**TO DO**
In the entries that follow, how many lines hold the string "Percent"? Give only that number.

Start of RECORD SET

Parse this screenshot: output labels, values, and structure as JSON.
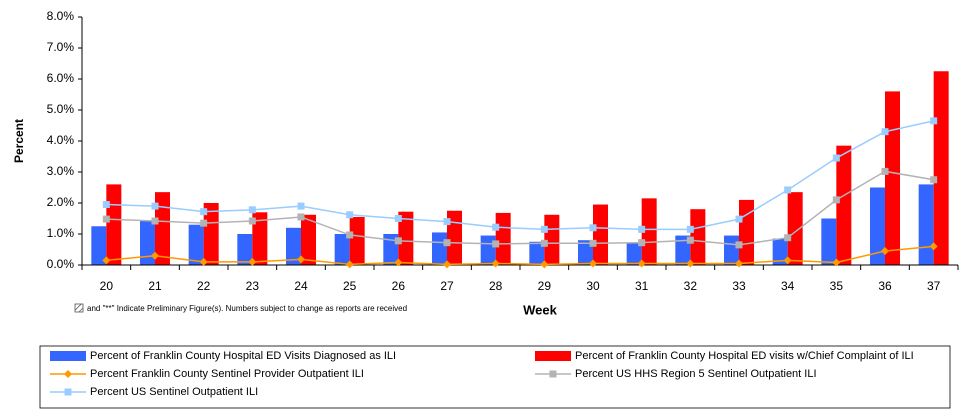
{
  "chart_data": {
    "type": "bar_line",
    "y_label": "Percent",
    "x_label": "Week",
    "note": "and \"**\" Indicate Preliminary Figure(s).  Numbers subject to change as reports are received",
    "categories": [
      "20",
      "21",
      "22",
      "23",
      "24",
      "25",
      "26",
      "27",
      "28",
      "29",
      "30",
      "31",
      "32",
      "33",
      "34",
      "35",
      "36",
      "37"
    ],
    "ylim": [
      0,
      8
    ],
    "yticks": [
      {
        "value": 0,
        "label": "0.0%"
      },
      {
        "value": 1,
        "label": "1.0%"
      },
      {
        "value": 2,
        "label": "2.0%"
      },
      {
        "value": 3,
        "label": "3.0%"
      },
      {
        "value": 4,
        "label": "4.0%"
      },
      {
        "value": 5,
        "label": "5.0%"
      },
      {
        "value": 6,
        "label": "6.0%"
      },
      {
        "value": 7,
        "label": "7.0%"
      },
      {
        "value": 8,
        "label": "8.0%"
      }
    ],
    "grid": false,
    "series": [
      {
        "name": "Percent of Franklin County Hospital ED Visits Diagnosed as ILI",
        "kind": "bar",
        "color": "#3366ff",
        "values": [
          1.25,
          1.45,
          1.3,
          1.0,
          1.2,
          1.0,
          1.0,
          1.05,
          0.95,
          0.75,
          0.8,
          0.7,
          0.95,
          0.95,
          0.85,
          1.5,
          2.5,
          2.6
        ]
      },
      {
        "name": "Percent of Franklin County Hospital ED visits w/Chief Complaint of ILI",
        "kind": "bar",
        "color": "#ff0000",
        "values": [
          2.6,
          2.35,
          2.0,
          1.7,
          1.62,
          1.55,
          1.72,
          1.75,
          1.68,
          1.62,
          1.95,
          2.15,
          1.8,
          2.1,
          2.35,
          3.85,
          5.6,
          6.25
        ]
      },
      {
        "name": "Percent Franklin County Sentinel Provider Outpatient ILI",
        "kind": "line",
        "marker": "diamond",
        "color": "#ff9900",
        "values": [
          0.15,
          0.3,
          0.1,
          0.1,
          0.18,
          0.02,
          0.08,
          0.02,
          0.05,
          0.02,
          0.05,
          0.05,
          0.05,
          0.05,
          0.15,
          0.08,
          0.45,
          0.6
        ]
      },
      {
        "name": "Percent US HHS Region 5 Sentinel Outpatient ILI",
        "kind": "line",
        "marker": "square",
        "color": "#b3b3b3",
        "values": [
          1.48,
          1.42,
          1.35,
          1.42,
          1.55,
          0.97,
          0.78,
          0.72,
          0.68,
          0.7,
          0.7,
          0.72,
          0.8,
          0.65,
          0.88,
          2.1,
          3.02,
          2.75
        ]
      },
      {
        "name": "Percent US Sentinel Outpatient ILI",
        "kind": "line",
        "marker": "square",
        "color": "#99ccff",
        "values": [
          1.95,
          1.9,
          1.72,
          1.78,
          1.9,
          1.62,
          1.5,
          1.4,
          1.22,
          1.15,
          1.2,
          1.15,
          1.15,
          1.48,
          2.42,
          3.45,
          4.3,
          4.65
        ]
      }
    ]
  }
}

End of RECORD SET

**REPLY TO THE EXERCISE**
6